--- Start ---

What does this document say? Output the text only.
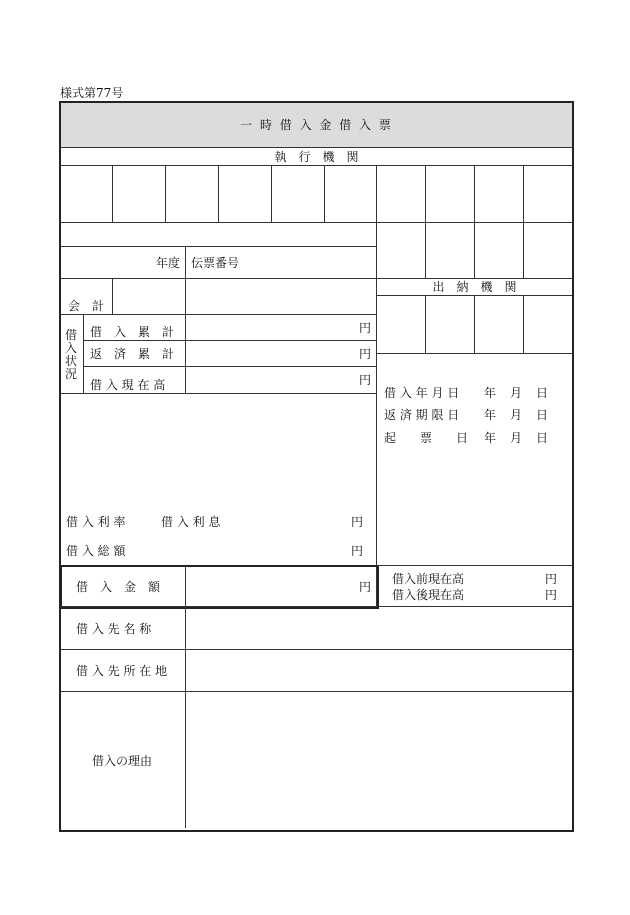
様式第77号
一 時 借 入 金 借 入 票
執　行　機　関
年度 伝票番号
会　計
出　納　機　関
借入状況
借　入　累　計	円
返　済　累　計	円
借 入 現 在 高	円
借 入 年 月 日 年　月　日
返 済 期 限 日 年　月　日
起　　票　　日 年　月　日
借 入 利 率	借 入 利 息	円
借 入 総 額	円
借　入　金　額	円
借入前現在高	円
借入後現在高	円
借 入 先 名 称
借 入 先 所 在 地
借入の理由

--- End ---
--- Start ---

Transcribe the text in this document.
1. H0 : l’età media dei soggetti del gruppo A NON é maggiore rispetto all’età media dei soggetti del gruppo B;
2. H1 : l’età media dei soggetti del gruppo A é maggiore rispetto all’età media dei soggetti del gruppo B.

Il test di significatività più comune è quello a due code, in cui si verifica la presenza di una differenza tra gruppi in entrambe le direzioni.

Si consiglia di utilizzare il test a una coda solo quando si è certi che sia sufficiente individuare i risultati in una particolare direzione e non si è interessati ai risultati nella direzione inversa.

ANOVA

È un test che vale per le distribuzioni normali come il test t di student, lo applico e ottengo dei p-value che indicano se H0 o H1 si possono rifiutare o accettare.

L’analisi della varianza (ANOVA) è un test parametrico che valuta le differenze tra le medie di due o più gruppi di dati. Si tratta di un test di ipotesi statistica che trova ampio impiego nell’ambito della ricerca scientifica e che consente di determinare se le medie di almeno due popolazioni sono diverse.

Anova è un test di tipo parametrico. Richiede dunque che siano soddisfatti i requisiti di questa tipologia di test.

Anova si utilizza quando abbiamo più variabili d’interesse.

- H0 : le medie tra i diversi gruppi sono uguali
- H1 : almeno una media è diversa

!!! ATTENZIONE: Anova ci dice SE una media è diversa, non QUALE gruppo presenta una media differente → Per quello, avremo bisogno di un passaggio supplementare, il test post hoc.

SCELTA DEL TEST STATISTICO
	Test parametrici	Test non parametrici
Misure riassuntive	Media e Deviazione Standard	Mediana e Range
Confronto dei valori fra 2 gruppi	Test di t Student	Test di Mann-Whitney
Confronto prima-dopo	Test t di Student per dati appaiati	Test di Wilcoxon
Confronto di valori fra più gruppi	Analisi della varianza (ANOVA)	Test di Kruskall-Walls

--- End ---

▸ **What to work on**
State only how many lines in the material include "quello".

▸ **Task answer**
2